Problem to solve -
Count each line in which the word "structured" appears. Reply with the total and nothing more.

Items -
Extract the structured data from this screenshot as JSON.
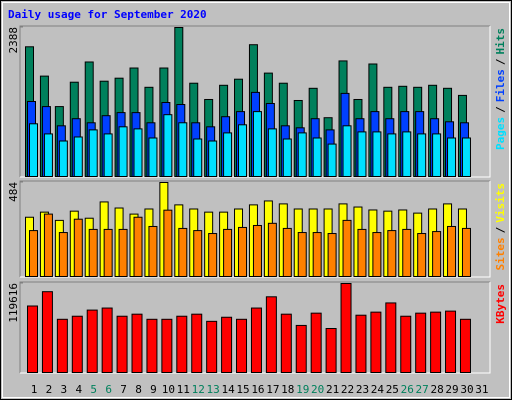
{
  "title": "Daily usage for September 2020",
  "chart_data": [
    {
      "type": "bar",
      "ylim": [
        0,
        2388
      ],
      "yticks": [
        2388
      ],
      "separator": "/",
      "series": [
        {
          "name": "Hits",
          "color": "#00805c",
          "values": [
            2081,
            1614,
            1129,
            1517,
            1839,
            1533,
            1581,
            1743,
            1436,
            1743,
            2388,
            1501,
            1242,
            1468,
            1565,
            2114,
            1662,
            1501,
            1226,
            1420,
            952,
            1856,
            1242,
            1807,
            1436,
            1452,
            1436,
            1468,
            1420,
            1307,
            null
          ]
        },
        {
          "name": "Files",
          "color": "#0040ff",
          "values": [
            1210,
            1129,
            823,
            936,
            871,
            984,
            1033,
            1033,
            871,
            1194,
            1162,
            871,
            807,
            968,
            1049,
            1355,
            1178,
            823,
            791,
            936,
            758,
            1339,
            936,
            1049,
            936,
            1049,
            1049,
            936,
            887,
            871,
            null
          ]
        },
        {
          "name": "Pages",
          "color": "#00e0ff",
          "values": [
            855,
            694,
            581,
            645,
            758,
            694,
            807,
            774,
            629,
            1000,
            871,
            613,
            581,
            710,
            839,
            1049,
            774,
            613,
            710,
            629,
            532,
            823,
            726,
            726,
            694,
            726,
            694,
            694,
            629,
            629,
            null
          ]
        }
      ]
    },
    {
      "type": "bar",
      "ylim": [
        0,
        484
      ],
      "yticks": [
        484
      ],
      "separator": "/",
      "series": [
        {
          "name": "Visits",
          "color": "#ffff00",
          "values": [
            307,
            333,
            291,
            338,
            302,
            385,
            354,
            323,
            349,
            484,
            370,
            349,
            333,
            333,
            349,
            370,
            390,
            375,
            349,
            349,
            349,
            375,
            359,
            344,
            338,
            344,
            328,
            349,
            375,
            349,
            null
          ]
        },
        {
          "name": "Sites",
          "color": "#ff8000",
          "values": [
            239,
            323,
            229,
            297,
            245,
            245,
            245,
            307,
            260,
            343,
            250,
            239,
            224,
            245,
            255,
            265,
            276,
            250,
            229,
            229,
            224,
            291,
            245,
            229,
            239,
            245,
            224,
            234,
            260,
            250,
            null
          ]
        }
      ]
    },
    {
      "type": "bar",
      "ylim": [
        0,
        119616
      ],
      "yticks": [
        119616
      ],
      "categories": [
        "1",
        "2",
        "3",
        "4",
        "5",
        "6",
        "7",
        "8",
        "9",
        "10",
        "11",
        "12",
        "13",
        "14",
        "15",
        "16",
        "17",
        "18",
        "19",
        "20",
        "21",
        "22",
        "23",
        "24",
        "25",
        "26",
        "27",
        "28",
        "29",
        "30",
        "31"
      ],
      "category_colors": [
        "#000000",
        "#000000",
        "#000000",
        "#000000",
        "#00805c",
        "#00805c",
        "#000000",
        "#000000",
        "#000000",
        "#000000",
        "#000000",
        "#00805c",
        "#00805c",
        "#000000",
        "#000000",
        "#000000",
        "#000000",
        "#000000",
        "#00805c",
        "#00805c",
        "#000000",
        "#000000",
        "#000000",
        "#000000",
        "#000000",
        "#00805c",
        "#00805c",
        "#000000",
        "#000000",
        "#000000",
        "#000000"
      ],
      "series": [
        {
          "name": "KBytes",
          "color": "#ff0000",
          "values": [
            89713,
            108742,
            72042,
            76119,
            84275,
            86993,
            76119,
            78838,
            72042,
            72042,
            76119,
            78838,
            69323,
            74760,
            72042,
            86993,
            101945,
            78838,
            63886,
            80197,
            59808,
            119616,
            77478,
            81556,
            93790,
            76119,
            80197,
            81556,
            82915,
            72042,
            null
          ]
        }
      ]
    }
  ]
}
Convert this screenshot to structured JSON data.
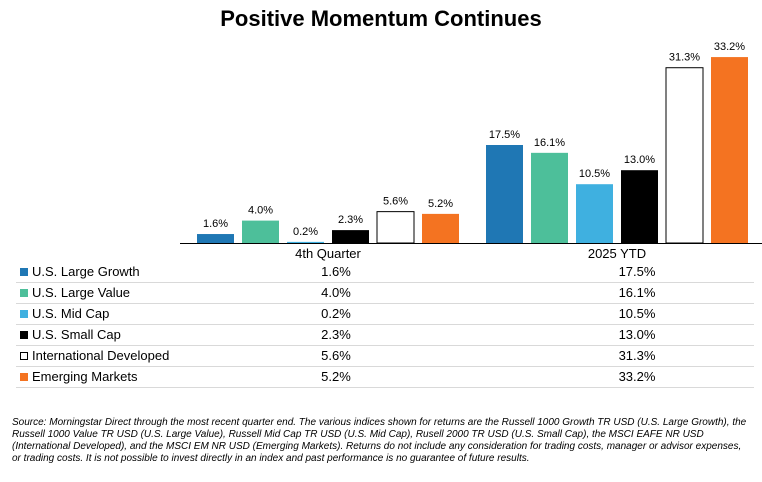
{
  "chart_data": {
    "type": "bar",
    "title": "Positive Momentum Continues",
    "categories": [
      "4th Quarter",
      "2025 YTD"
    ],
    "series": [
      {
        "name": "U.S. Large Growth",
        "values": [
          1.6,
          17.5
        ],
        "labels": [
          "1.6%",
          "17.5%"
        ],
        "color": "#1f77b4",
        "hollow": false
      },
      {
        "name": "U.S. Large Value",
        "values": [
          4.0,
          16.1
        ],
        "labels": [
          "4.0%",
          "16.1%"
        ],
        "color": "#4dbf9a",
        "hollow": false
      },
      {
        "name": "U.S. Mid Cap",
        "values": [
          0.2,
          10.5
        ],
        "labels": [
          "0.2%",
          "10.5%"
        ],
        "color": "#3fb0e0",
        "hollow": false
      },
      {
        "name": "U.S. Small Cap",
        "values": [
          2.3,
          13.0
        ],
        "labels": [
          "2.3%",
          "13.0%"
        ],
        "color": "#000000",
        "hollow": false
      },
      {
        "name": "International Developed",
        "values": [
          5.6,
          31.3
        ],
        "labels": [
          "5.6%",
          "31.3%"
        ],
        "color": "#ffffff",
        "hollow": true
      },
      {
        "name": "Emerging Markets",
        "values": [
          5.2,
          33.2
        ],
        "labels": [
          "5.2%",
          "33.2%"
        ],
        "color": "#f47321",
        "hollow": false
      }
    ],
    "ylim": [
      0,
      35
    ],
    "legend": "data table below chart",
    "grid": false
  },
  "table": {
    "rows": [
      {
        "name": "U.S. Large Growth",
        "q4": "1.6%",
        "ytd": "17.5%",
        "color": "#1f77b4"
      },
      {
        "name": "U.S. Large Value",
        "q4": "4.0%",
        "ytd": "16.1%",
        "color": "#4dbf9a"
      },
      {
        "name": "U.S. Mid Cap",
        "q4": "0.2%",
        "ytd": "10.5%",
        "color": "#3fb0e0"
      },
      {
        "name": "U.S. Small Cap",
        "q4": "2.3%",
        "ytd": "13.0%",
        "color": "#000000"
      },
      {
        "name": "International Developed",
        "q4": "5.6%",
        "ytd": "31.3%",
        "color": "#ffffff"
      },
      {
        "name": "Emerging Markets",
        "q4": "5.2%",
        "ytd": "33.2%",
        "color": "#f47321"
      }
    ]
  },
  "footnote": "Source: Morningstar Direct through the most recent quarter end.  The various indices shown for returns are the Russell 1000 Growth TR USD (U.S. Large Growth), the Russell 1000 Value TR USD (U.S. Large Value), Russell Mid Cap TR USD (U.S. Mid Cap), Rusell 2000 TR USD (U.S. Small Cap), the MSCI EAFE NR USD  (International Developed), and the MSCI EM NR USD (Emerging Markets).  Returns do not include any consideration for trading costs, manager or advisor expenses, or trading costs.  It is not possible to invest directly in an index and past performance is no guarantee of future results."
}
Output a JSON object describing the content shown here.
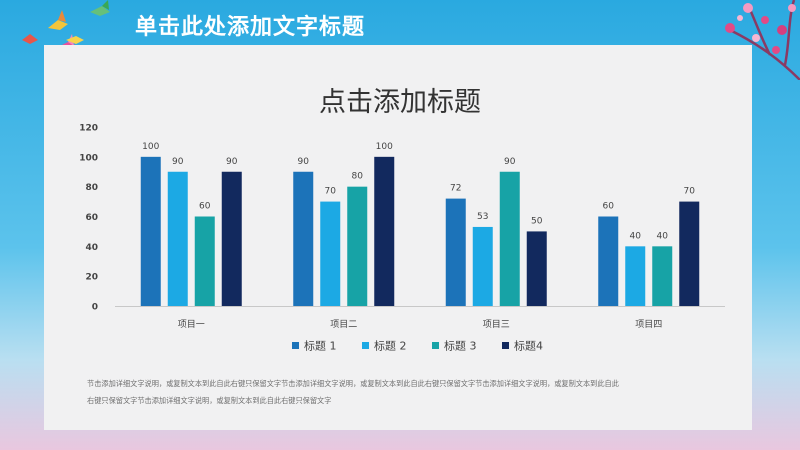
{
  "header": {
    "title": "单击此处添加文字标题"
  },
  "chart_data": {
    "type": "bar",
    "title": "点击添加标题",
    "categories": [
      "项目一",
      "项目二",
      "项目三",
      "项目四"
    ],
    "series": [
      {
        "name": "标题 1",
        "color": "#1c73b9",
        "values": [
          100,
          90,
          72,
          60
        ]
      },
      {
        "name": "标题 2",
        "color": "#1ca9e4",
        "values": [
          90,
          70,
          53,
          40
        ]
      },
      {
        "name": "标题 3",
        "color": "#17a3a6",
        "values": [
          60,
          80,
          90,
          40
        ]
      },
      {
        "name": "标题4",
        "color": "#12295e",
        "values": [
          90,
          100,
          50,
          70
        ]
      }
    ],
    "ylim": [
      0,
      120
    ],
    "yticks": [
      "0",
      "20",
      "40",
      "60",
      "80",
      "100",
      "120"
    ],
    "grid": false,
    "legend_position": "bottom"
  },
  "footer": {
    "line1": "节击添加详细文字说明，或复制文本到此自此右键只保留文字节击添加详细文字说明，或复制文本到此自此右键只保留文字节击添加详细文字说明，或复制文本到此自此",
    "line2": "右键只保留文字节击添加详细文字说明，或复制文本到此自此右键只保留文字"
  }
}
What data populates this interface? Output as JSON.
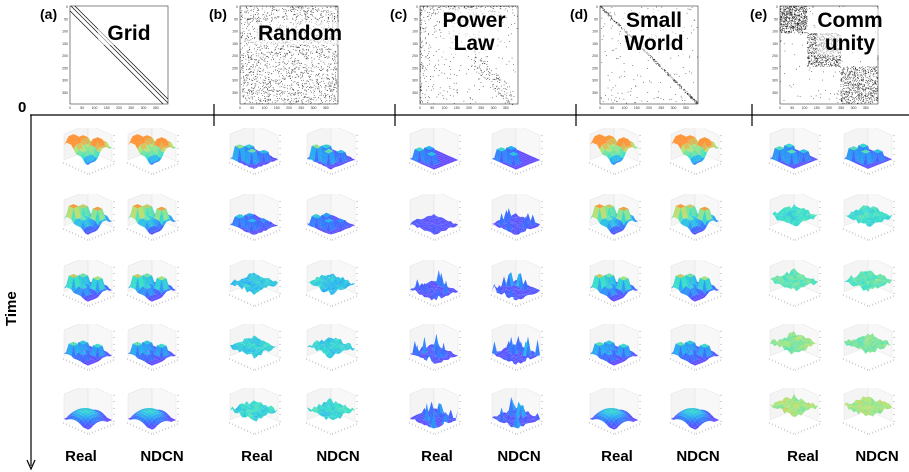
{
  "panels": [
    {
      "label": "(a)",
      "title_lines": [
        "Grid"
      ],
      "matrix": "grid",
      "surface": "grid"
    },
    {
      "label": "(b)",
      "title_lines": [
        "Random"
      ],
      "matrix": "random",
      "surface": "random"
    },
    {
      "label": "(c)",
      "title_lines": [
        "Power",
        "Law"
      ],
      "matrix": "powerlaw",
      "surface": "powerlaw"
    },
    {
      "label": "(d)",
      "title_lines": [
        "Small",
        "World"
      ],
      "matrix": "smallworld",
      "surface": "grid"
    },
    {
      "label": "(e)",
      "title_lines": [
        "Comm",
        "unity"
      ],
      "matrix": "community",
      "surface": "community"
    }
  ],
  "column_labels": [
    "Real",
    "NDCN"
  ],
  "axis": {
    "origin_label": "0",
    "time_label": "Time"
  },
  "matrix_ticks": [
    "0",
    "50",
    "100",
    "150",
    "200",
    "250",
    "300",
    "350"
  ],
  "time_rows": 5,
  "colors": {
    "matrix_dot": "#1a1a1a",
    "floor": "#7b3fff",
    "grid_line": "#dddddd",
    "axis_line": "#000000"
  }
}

Exercise result -
2